### BRIEF
Word for word, repeat the entries, minus the pictures.

[Stored data entries]

..........

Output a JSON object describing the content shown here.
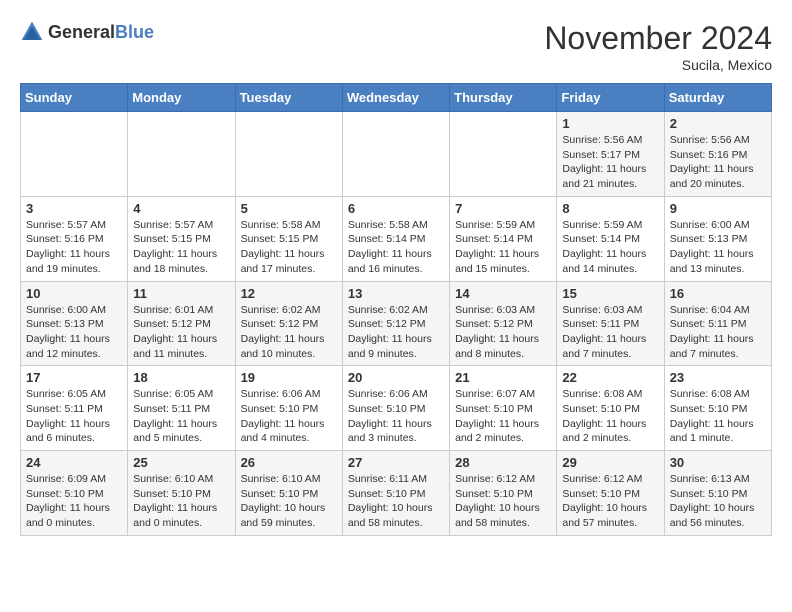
{
  "header": {
    "logo_general": "General",
    "logo_blue": "Blue",
    "month": "November 2024",
    "location": "Sucila, Mexico"
  },
  "weekdays": [
    "Sunday",
    "Monday",
    "Tuesday",
    "Wednesday",
    "Thursday",
    "Friday",
    "Saturday"
  ],
  "weeks": [
    [
      {
        "day": "",
        "sunrise": "",
        "sunset": "",
        "daylight": ""
      },
      {
        "day": "",
        "sunrise": "",
        "sunset": "",
        "daylight": ""
      },
      {
        "day": "",
        "sunrise": "",
        "sunset": "",
        "daylight": ""
      },
      {
        "day": "",
        "sunrise": "",
        "sunset": "",
        "daylight": ""
      },
      {
        "day": "",
        "sunrise": "",
        "sunset": "",
        "daylight": ""
      },
      {
        "day": "1",
        "sunrise": "Sunrise: 5:56 AM",
        "sunset": "Sunset: 5:17 PM",
        "daylight": "Daylight: 11 hours and 21 minutes."
      },
      {
        "day": "2",
        "sunrise": "Sunrise: 5:56 AM",
        "sunset": "Sunset: 5:16 PM",
        "daylight": "Daylight: 11 hours and 20 minutes."
      }
    ],
    [
      {
        "day": "3",
        "sunrise": "Sunrise: 5:57 AM",
        "sunset": "Sunset: 5:16 PM",
        "daylight": "Daylight: 11 hours and 19 minutes."
      },
      {
        "day": "4",
        "sunrise": "Sunrise: 5:57 AM",
        "sunset": "Sunset: 5:15 PM",
        "daylight": "Daylight: 11 hours and 18 minutes."
      },
      {
        "day": "5",
        "sunrise": "Sunrise: 5:58 AM",
        "sunset": "Sunset: 5:15 PM",
        "daylight": "Daylight: 11 hours and 17 minutes."
      },
      {
        "day": "6",
        "sunrise": "Sunrise: 5:58 AM",
        "sunset": "Sunset: 5:14 PM",
        "daylight": "Daylight: 11 hours and 16 minutes."
      },
      {
        "day": "7",
        "sunrise": "Sunrise: 5:59 AM",
        "sunset": "Sunset: 5:14 PM",
        "daylight": "Daylight: 11 hours and 15 minutes."
      },
      {
        "day": "8",
        "sunrise": "Sunrise: 5:59 AM",
        "sunset": "Sunset: 5:14 PM",
        "daylight": "Daylight: 11 hours and 14 minutes."
      },
      {
        "day": "9",
        "sunrise": "Sunrise: 6:00 AM",
        "sunset": "Sunset: 5:13 PM",
        "daylight": "Daylight: 11 hours and 13 minutes."
      }
    ],
    [
      {
        "day": "10",
        "sunrise": "Sunrise: 6:00 AM",
        "sunset": "Sunset: 5:13 PM",
        "daylight": "Daylight: 11 hours and 12 minutes."
      },
      {
        "day": "11",
        "sunrise": "Sunrise: 6:01 AM",
        "sunset": "Sunset: 5:12 PM",
        "daylight": "Daylight: 11 hours and 11 minutes."
      },
      {
        "day": "12",
        "sunrise": "Sunrise: 6:02 AM",
        "sunset": "Sunset: 5:12 PM",
        "daylight": "Daylight: 11 hours and 10 minutes."
      },
      {
        "day": "13",
        "sunrise": "Sunrise: 6:02 AM",
        "sunset": "Sunset: 5:12 PM",
        "daylight": "Daylight: 11 hours and 9 minutes."
      },
      {
        "day": "14",
        "sunrise": "Sunrise: 6:03 AM",
        "sunset": "Sunset: 5:12 PM",
        "daylight": "Daylight: 11 hours and 8 minutes."
      },
      {
        "day": "15",
        "sunrise": "Sunrise: 6:03 AM",
        "sunset": "Sunset: 5:11 PM",
        "daylight": "Daylight: 11 hours and 7 minutes."
      },
      {
        "day": "16",
        "sunrise": "Sunrise: 6:04 AM",
        "sunset": "Sunset: 5:11 PM",
        "daylight": "Daylight: 11 hours and 7 minutes."
      }
    ],
    [
      {
        "day": "17",
        "sunrise": "Sunrise: 6:05 AM",
        "sunset": "Sunset: 5:11 PM",
        "daylight": "Daylight: 11 hours and 6 minutes."
      },
      {
        "day": "18",
        "sunrise": "Sunrise: 6:05 AM",
        "sunset": "Sunset: 5:11 PM",
        "daylight": "Daylight: 11 hours and 5 minutes."
      },
      {
        "day": "19",
        "sunrise": "Sunrise: 6:06 AM",
        "sunset": "Sunset: 5:10 PM",
        "daylight": "Daylight: 11 hours and 4 minutes."
      },
      {
        "day": "20",
        "sunrise": "Sunrise: 6:06 AM",
        "sunset": "Sunset: 5:10 PM",
        "daylight": "Daylight: 11 hours and 3 minutes."
      },
      {
        "day": "21",
        "sunrise": "Sunrise: 6:07 AM",
        "sunset": "Sunset: 5:10 PM",
        "daylight": "Daylight: 11 hours and 2 minutes."
      },
      {
        "day": "22",
        "sunrise": "Sunrise: 6:08 AM",
        "sunset": "Sunset: 5:10 PM",
        "daylight": "Daylight: 11 hours and 2 minutes."
      },
      {
        "day": "23",
        "sunrise": "Sunrise: 6:08 AM",
        "sunset": "Sunset: 5:10 PM",
        "daylight": "Daylight: 11 hours and 1 minute."
      }
    ],
    [
      {
        "day": "24",
        "sunrise": "Sunrise: 6:09 AM",
        "sunset": "Sunset: 5:10 PM",
        "daylight": "Daylight: 11 hours and 0 minutes."
      },
      {
        "day": "25",
        "sunrise": "Sunrise: 6:10 AM",
        "sunset": "Sunset: 5:10 PM",
        "daylight": "Daylight: 11 hours and 0 minutes."
      },
      {
        "day": "26",
        "sunrise": "Sunrise: 6:10 AM",
        "sunset": "Sunset: 5:10 PM",
        "daylight": "Daylight: 10 hours and 59 minutes."
      },
      {
        "day": "27",
        "sunrise": "Sunrise: 6:11 AM",
        "sunset": "Sunset: 5:10 PM",
        "daylight": "Daylight: 10 hours and 58 minutes."
      },
      {
        "day": "28",
        "sunrise": "Sunrise: 6:12 AM",
        "sunset": "Sunset: 5:10 PM",
        "daylight": "Daylight: 10 hours and 58 minutes."
      },
      {
        "day": "29",
        "sunrise": "Sunrise: 6:12 AM",
        "sunset": "Sunset: 5:10 PM",
        "daylight": "Daylight: 10 hours and 57 minutes."
      },
      {
        "day": "30",
        "sunrise": "Sunrise: 6:13 AM",
        "sunset": "Sunset: 5:10 PM",
        "daylight": "Daylight: 10 hours and 56 minutes."
      }
    ]
  ]
}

..........

### ANSWER FOR THIS EXERCISE
Output a JSON object describing the content shown here.
{
  "header": {
    "logo_general": "General",
    "logo_blue": "Blue",
    "month": "November 2024",
    "location": "Sucila, Mexico"
  },
  "weekdays": [
    "Sunday",
    "Monday",
    "Tuesday",
    "Wednesday",
    "Thursday",
    "Friday",
    "Saturday"
  ],
  "weeks": [
    [
      {
        "day": "",
        "sunrise": "",
        "sunset": "",
        "daylight": ""
      },
      {
        "day": "",
        "sunrise": "",
        "sunset": "",
        "daylight": ""
      },
      {
        "day": "",
        "sunrise": "",
        "sunset": "",
        "daylight": ""
      },
      {
        "day": "",
        "sunrise": "",
        "sunset": "",
        "daylight": ""
      },
      {
        "day": "",
        "sunrise": "",
        "sunset": "",
        "daylight": ""
      },
      {
        "day": "1",
        "sunrise": "Sunrise: 5:56 AM",
        "sunset": "Sunset: 5:17 PM",
        "daylight": "Daylight: 11 hours and 21 minutes."
      },
      {
        "day": "2",
        "sunrise": "Sunrise: 5:56 AM",
        "sunset": "Sunset: 5:16 PM",
        "daylight": "Daylight: 11 hours and 20 minutes."
      }
    ],
    [
      {
        "day": "3",
        "sunrise": "Sunrise: 5:57 AM",
        "sunset": "Sunset: 5:16 PM",
        "daylight": "Daylight: 11 hours and 19 minutes."
      },
      {
        "day": "4",
        "sunrise": "Sunrise: 5:57 AM",
        "sunset": "Sunset: 5:15 PM",
        "daylight": "Daylight: 11 hours and 18 minutes."
      },
      {
        "day": "5",
        "sunrise": "Sunrise: 5:58 AM",
        "sunset": "Sunset: 5:15 PM",
        "daylight": "Daylight: 11 hours and 17 minutes."
      },
      {
        "day": "6",
        "sunrise": "Sunrise: 5:58 AM",
        "sunset": "Sunset: 5:14 PM",
        "daylight": "Daylight: 11 hours and 16 minutes."
      },
      {
        "day": "7",
        "sunrise": "Sunrise: 5:59 AM",
        "sunset": "Sunset: 5:14 PM",
        "daylight": "Daylight: 11 hours and 15 minutes."
      },
      {
        "day": "8",
        "sunrise": "Sunrise: 5:59 AM",
        "sunset": "Sunset: 5:14 PM",
        "daylight": "Daylight: 11 hours and 14 minutes."
      },
      {
        "day": "9",
        "sunrise": "Sunrise: 6:00 AM",
        "sunset": "Sunset: 5:13 PM",
        "daylight": "Daylight: 11 hours and 13 minutes."
      }
    ],
    [
      {
        "day": "10",
        "sunrise": "Sunrise: 6:00 AM",
        "sunset": "Sunset: 5:13 PM",
        "daylight": "Daylight: 11 hours and 12 minutes."
      },
      {
        "day": "11",
        "sunrise": "Sunrise: 6:01 AM",
        "sunset": "Sunset: 5:12 PM",
        "daylight": "Daylight: 11 hours and 11 minutes."
      },
      {
        "day": "12",
        "sunrise": "Sunrise: 6:02 AM",
        "sunset": "Sunset: 5:12 PM",
        "daylight": "Daylight: 11 hours and 10 minutes."
      },
      {
        "day": "13",
        "sunrise": "Sunrise: 6:02 AM",
        "sunset": "Sunset: 5:12 PM",
        "daylight": "Daylight: 11 hours and 9 minutes."
      },
      {
        "day": "14",
        "sunrise": "Sunrise: 6:03 AM",
        "sunset": "Sunset: 5:12 PM",
        "daylight": "Daylight: 11 hours and 8 minutes."
      },
      {
        "day": "15",
        "sunrise": "Sunrise: 6:03 AM",
        "sunset": "Sunset: 5:11 PM",
        "daylight": "Daylight: 11 hours and 7 minutes."
      },
      {
        "day": "16",
        "sunrise": "Sunrise: 6:04 AM",
        "sunset": "Sunset: 5:11 PM",
        "daylight": "Daylight: 11 hours and 7 minutes."
      }
    ],
    [
      {
        "day": "17",
        "sunrise": "Sunrise: 6:05 AM",
        "sunset": "Sunset: 5:11 PM",
        "daylight": "Daylight: 11 hours and 6 minutes."
      },
      {
        "day": "18",
        "sunrise": "Sunrise: 6:05 AM",
        "sunset": "Sunset: 5:11 PM",
        "daylight": "Daylight: 11 hours and 5 minutes."
      },
      {
        "day": "19",
        "sunrise": "Sunrise: 6:06 AM",
        "sunset": "Sunset: 5:10 PM",
        "daylight": "Daylight: 11 hours and 4 minutes."
      },
      {
        "day": "20",
        "sunrise": "Sunrise: 6:06 AM",
        "sunset": "Sunset: 5:10 PM",
        "daylight": "Daylight: 11 hours and 3 minutes."
      },
      {
        "day": "21",
        "sunrise": "Sunrise: 6:07 AM",
        "sunset": "Sunset: 5:10 PM",
        "daylight": "Daylight: 11 hours and 2 minutes."
      },
      {
        "day": "22",
        "sunrise": "Sunrise: 6:08 AM",
        "sunset": "Sunset: 5:10 PM",
        "daylight": "Daylight: 11 hours and 2 minutes."
      },
      {
        "day": "23",
        "sunrise": "Sunrise: 6:08 AM",
        "sunset": "Sunset: 5:10 PM",
        "daylight": "Daylight: 11 hours and 1 minute."
      }
    ],
    [
      {
        "day": "24",
        "sunrise": "Sunrise: 6:09 AM",
        "sunset": "Sunset: 5:10 PM",
        "daylight": "Daylight: 11 hours and 0 minutes."
      },
      {
        "day": "25",
        "sunrise": "Sunrise: 6:10 AM",
        "sunset": "Sunset: 5:10 PM",
        "daylight": "Daylight: 11 hours and 0 minutes."
      },
      {
        "day": "26",
        "sunrise": "Sunrise: 6:10 AM",
        "sunset": "Sunset: 5:10 PM",
        "daylight": "Daylight: 10 hours and 59 minutes."
      },
      {
        "day": "27",
        "sunrise": "Sunrise: 6:11 AM",
        "sunset": "Sunset: 5:10 PM",
        "daylight": "Daylight: 10 hours and 58 minutes."
      },
      {
        "day": "28",
        "sunrise": "Sunrise: 6:12 AM",
        "sunset": "Sunset: 5:10 PM",
        "daylight": "Daylight: 10 hours and 58 minutes."
      },
      {
        "day": "29",
        "sunrise": "Sunrise: 6:12 AM",
        "sunset": "Sunset: 5:10 PM",
        "daylight": "Daylight: 10 hours and 57 minutes."
      },
      {
        "day": "30",
        "sunrise": "Sunrise: 6:13 AM",
        "sunset": "Sunset: 5:10 PM",
        "daylight": "Daylight: 10 hours and 56 minutes."
      }
    ]
  ]
}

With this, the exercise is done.